Items.
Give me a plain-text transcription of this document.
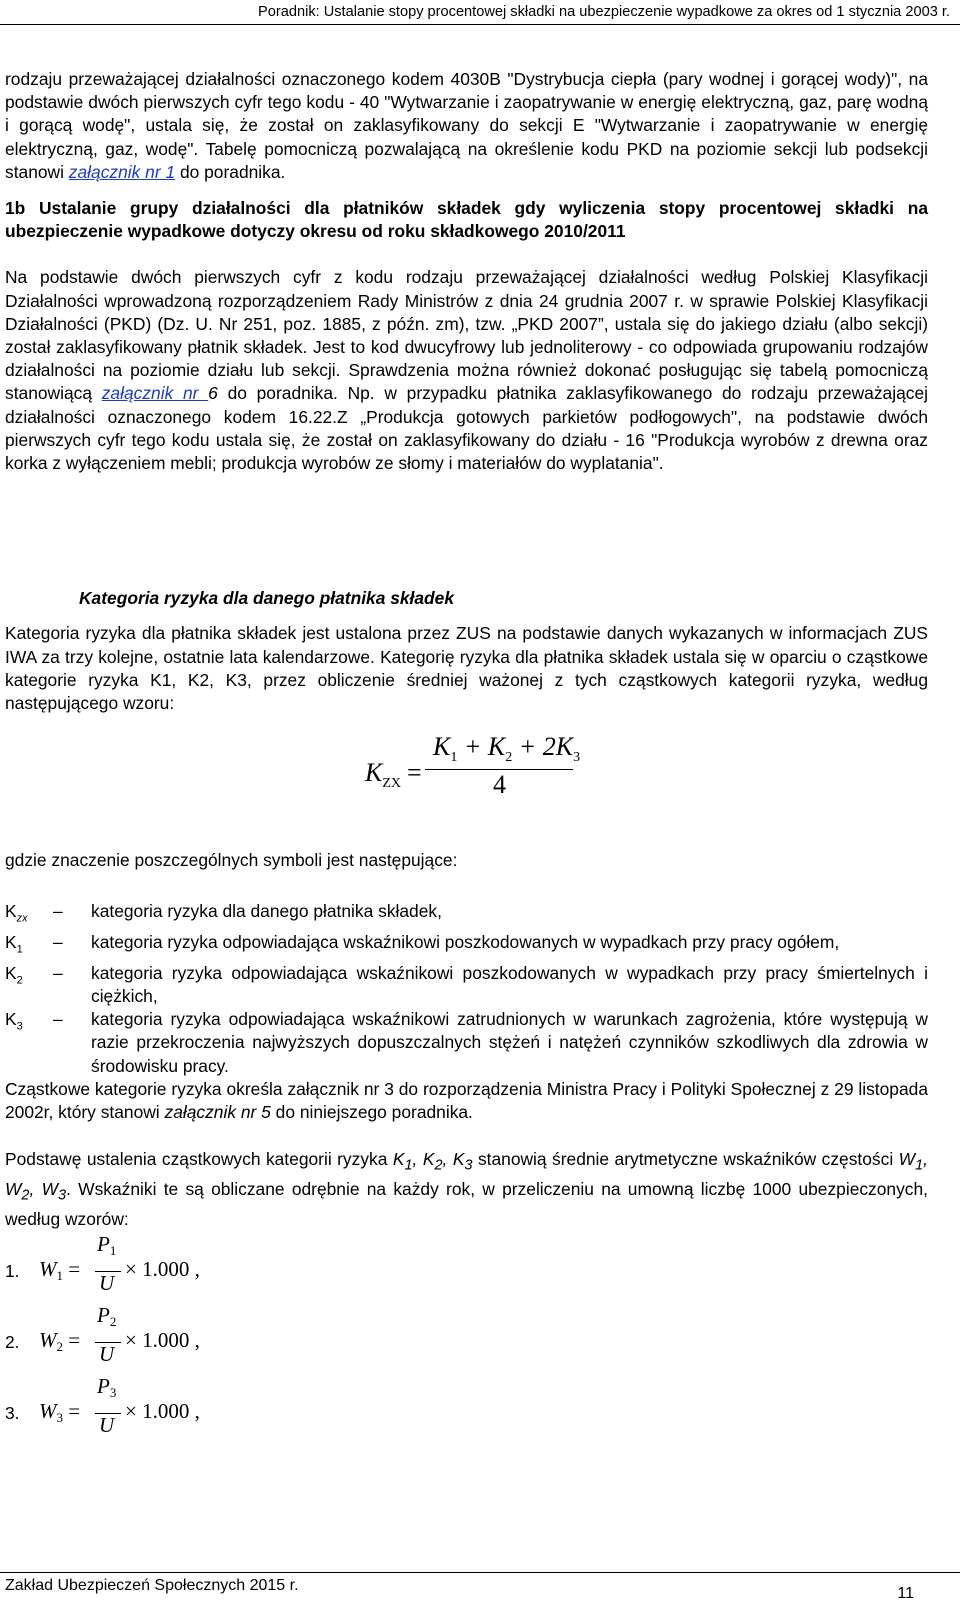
Poradnik: Ustalanie stopy procentowej składki na ubezpieczenie wypadkowe za okres od 1 stycznia 2003 r.

rodzaju przeważającej działalności oznaczonego kodem 4030B "Dystrybucja ciepła (pary wodnej i gorącej wody)", na podstawie dwóch pierwszych cyfr tego kodu - 40 "Wytwarzanie i zaopatrywanie w energię elektryczną, gaz, parę wodną i gorącą wodę", ustala się, że został on zaklasyfikowany do sekcji E "Wytwarzanie i zaopatrywanie w energię elektryczną, gaz, wodę". Tabelę pomocniczą pozwalającą na określenie kodu PKD na poziomie sekcji lub podsekcji stanowi załącznik nr 1 do poradnika.

1b Ustalanie grupy działalności dla płatników składek gdy wyliczenia stopy procentowej składki na ubezpieczenie wypadkowe dotyczy okresu od roku składkowego 2010/2011

Na podstawie dwóch pierwszych cyfr z kodu rodzaju przeważającej działalności według Polskiej Klasyfikacji Działalności wprowadzoną rozporządzeniem Rady Ministrów z dnia 24 grudnia 2007 r. w sprawie Polskiej Klasyfikacji Działalności (PKD) (Dz. U. Nr 251, poz. 1885, z późn. zm), tzw. „PKD 2007”, ustala się do jakiego działu (albo sekcji) został zaklasyfikowany płatnik składek. Jest to kod dwucyfrowy lub jednoliterowy - co odpowiada grupowaniu rodzajów działalności na poziomie działu lub sekcji. Sprawdzenia można również dokonać posługując się tabelą pomocniczą stanowiącą załącznik nr 6 do poradnika. Np. w przypadku płatnika zaklasyfikowanego do rodzaju przeważającej działalności oznaczonego kodem 16.22.Z „Produkcja gotowych parkietów podłogowych", na podstawie dwóch pierwszych cyfr tego kodu ustala się, że został on zaklasyfikowany do działu - 16 "Produkcja wyrobów z drewna oraz korka z wyłączeniem mebli; produkcja wyrobów ze słomy i materiałów do wyplatania".

Kategoria ryzyka dla danego płatnika składek

Kategoria ryzyka dla płatnika składek jest ustalona przez ZUS na podstawie danych wykazanych w informacjach ZUS IWA za trzy kolejne, ostatnie lata kalendarzowe. Kategorię ryzyka dla płatnika składek ustala się w oparciu o cząstkowe kategorie ryzyka K1, K2, K3, przez obliczenie średniej ważonej z tych cząstkowych kategorii ryzyka, według następującego wzoru:

$K_{ZX}$ =
$K_1 + K_2 + 2K_3$
4

gdzie znaczenie poszczególnych symboli jest następujące:

$K_{zx}$	–	kategoria ryzyka dla danego płatnika składek,
$K_1$	–	kategoria ryzyka odpowiadająca wskaźnikowi poszkodowanych w wypadkach przy pracy ogółem,
$K_2$	–	kategoria ryzyka odpowiadająca wskaźnikowi poszkodowanych w wypadkach przy pracy śmiertelnych i ciężkich,
$K_3$	–	kategoria ryzyka odpowiadająca wskaźnikowi zatrudnionych w warunkach zagrożenia, które występują w razie przekroczenia najwyższych dopuszczalnych stężeń i natężeń czynników szkodliwych dla zdrowia w środowisku pracy.

Cząstkowe kategorie ryzyka określa załącznik nr 3 do rozporządzenia Ministra Pracy i Polityki Społecznej z 29 listopada 2002r, który stanowi załącznik nr 5 do niniejszego poradnika.

Podstawę ustalenia cząstkowych kategorii ryzyka $K_1$, $K_2$, $K_3$ stanowią średnie arytmetyczne wskaźników częstości $W_1$, $W_2$, $W_3$. Wskaźniki te są obliczane odrębnie na każdy rok, w przeliczeniu na umowną liczbę 1000 ubezpieczonych, według wzorów:

1. $W_1$ =
$P_1$
U
× 1.000 ,
2. $W_2$ =
$P_2$
U
× 1.000 ,
3. $W_3$ =
$P_3$
U
× 1.000 ,
Zakład Ubezpieczeń Społecznych 2015 r.	11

What this task involves.
Leave out the pictures and copy the rest of the material above exactly.

Worked solution.
Give me a plain-text transcription of this document.
Poradnik: Ustalanie stopy procentowej składki na ubezpieczenie wypadkowe za okres od 1 stycznia 2003 r.

rodzaju przeważającej działalności oznaczonego kodem 4030B "Dystrybucja ciepła (pary wodnej i gorącej wody)", na podstawie dwóch pierwszych cyfr tego kodu - 40 "Wytwarzanie i zaopatrywanie w energię elektryczną, gaz, parę wodną i gorącą wodę", ustala się, że został on zaklasyfikowany do sekcji E "Wytwarzanie i zaopatrywanie w energię elektryczną, gaz, wodę". Tabelę pomocniczą pozwalającą na określenie kodu PKD na poziomie sekcji lub podsekcji stanowi załącznik nr 1 do poradnika.

1b Ustalanie grupy działalności dla płatników składek gdy wyliczenia stopy procentowej składki na ubezpieczenie wypadkowe dotyczy okresu od roku składkowego 2010/2011

Na podstawie dwóch pierwszych cyfr z kodu rodzaju przeważającej działalności według Polskiej Klasyfikacji Działalności wprowadzoną rozporządzeniem Rady Ministrów z dnia 24 grudnia 2007 r. w sprawie Polskiej Klasyfikacji Działalności (PKD) (Dz. U. Nr 251, poz. 1885, z późn. zm), tzw. „PKD 2007”, ustala się do jakiego działu (albo sekcji) został zaklasyfikowany płatnik składek. Jest to kod dwucyfrowy lub jednoliterowy - co odpowiada grupowaniu rodzajów działalności na poziomie działu lub sekcji. Sprawdzenia można również dokonać posługując się tabelą pomocniczą stanowiącą załącznik nr 6 do poradnika. Np. w przypadku płatnika zaklasyfikowanego do rodzaju przeważającej działalności oznaczonego kodem 16.22.Z „Produkcja gotowych parkietów podłogowych", na podstawie dwóch pierwszych cyfr tego kodu ustala się, że został on zaklasyfikowany do działu - 16 "Produkcja wyrobów z drewna oraz korka z wyłączeniem mebli; produkcja wyrobów ze słomy i materiałów do wyplatania".

Kategoria ryzyka dla danego płatnika składek

Kategoria ryzyka dla płatnika składek jest ustalona przez ZUS na podstawie danych wykazanych w informacjach ZUS IWA za trzy kolejne, ostatnie lata kalendarzowe. Kategorię ryzyka dla płatnika składek ustala się w oparciu o cząstkowe kategorie ryzyka K1, K2, K3, przez obliczenie średniej ważonej z tych cząstkowych kategorii ryzyka, według następującego wzoru:

$K_{ZX}$ =
$K_1 + K_2 + 2K_3$
4

gdzie znaczenie poszczególnych symboli jest następujące:

$K_{zx}$	–	kategoria ryzyka dla danego płatnika składek,
$K_1$	–	kategoria ryzyka odpowiadająca wskaźnikowi poszkodowanych w wypadkach przy pracy ogółem,
$K_2$	–	kategoria ryzyka odpowiadająca wskaźnikowi poszkodowanych w wypadkach przy pracy śmiertelnych i ciężkich,
$K_3$	–	kategoria ryzyka odpowiadająca wskaźnikowi zatrudnionych w warunkach zagrożenia, które występują w razie przekroczenia najwyższych dopuszczalnych stężeń i natężeń czynników szkodliwych dla zdrowia w środowisku pracy.

Cząstkowe kategorie ryzyka określa załącznik nr 3 do rozporządzenia Ministra Pracy i Polityki Społecznej z 29 listopada 2002r, który stanowi załącznik nr 5 do niniejszego poradnika.

Podstawę ustalenia cząstkowych kategorii ryzyka $K_1$, $K_2$, $K_3$ stanowią średnie arytmetyczne wskaźników częstości $W_1$, $W_2$, $W_3$. Wskaźniki te są obliczane odrębnie na każdy rok, w przeliczeniu na umowną liczbę 1000 ubezpieczonych, według wzorów:

1. $W_1$ =
$P_1$
U
× 1.000 ,
2. $W_2$ =
$P_2$
U
× 1.000 ,
3. $W_3$ =
$P_3$
U
× 1.000 ,
Zakład Ubezpieczeń Społecznych 2015 r.	11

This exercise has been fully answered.